> PROMPT:
Set the listing down again in full, word for word, with the pictures left out.
::: LISTED ENTRIES
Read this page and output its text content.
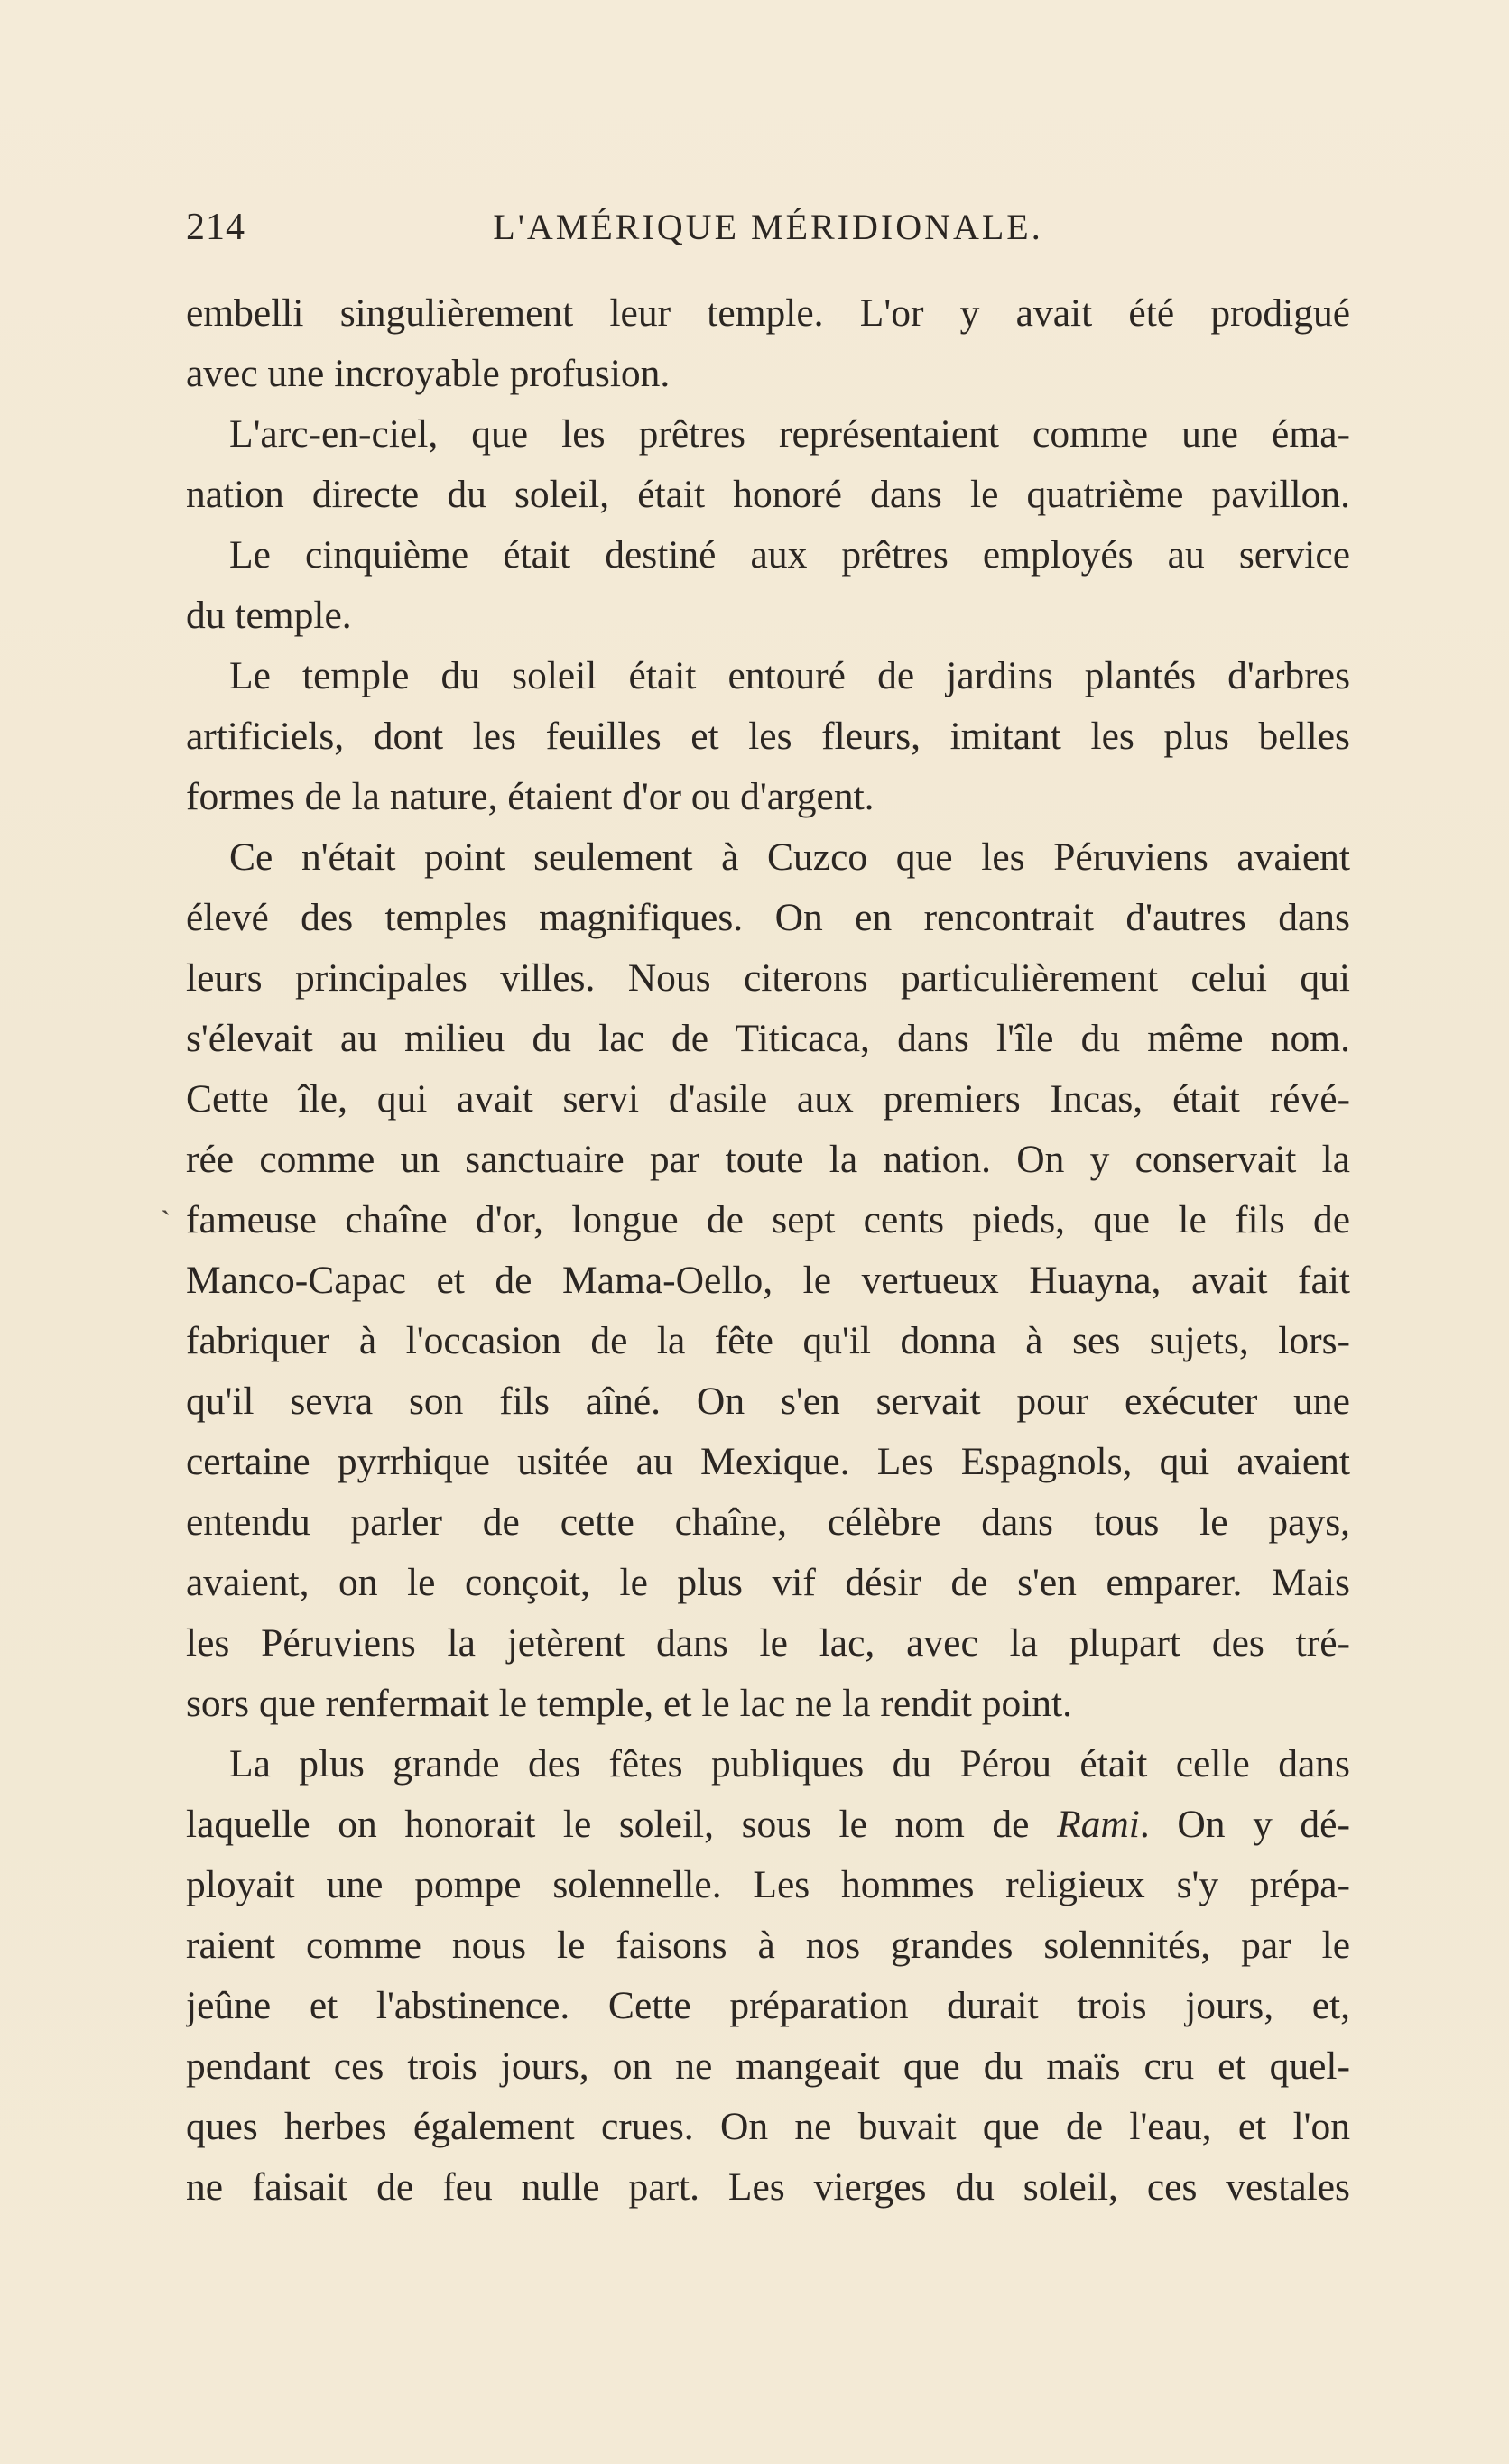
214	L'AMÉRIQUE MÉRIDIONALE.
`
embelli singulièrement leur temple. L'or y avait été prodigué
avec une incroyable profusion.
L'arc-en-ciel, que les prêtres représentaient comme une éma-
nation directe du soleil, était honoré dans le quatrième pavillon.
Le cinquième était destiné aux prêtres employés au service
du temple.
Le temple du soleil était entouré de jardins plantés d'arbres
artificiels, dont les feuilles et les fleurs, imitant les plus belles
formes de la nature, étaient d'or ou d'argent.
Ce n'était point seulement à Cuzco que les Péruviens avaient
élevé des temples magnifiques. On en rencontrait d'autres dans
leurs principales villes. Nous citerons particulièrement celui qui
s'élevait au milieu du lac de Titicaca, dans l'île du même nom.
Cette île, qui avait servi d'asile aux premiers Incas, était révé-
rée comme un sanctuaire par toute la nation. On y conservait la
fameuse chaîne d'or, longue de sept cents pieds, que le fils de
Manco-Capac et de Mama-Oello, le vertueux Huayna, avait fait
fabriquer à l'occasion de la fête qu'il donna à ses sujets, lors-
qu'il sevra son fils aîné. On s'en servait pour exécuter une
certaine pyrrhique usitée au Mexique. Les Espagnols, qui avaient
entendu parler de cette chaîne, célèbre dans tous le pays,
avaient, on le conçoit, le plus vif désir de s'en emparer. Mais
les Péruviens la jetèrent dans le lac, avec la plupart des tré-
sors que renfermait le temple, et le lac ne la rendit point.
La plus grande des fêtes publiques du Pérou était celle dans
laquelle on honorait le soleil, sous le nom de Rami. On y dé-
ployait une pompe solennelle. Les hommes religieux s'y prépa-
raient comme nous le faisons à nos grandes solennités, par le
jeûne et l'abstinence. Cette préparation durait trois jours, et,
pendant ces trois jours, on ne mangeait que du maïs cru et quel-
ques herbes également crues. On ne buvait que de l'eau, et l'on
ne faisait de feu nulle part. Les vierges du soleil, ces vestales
::::::
> TASK RESPONSE:
Read this page and output its text content.
214	L'AMÉRIQUE MÉRIDIONALE.
`
embelli singulièrement leur temple. L'or y avait été prodigué
avec une incroyable profusion.
L'arc-en-ciel, que les prêtres représentaient comme une éma-
nation directe du soleil, était honoré dans le quatrième pavillon.
Le cinquième était destiné aux prêtres employés au service
du temple.
Le temple du soleil était entouré de jardins plantés d'arbres
artificiels, dont les feuilles et les fleurs, imitant les plus belles
formes de la nature, étaient d'or ou d'argent.
Ce n'était point seulement à Cuzco que les Péruviens avaient
élevé des temples magnifiques. On en rencontrait d'autres dans
leurs principales villes. Nous citerons particulièrement celui qui
s'élevait au milieu du lac de Titicaca, dans l'île du même nom.
Cette île, qui avait servi d'asile aux premiers Incas, était révé-
rée comme un sanctuaire par toute la nation. On y conservait la
fameuse chaîne d'or, longue de sept cents pieds, que le fils de
Manco-Capac et de Mama-Oello, le vertueux Huayna, avait fait
fabriquer à l'occasion de la fête qu'il donna à ses sujets, lors-
qu'il sevra son fils aîné. On s'en servait pour exécuter une
certaine pyrrhique usitée au Mexique. Les Espagnols, qui avaient
entendu parler de cette chaîne, célèbre dans tous le pays,
avaient, on le conçoit, le plus vif désir de s'en emparer. Mais
les Péruviens la jetèrent dans le lac, avec la plupart des tré-
sors que renfermait le temple, et le lac ne la rendit point.
La plus grande des fêtes publiques du Pérou était celle dans
laquelle on honorait le soleil, sous le nom de Rami. On y dé-
ployait une pompe solennelle. Les hommes religieux s'y prépa-
raient comme nous le faisons à nos grandes solennités, par le
jeûne et l'abstinence. Cette préparation durait trois jours, et,
pendant ces trois jours, on ne mangeait que du maïs cru et quel-
ques herbes également crues. On ne buvait que de l'eau, et l'on
ne faisait de feu nulle part. Les vierges du soleil, ces vestales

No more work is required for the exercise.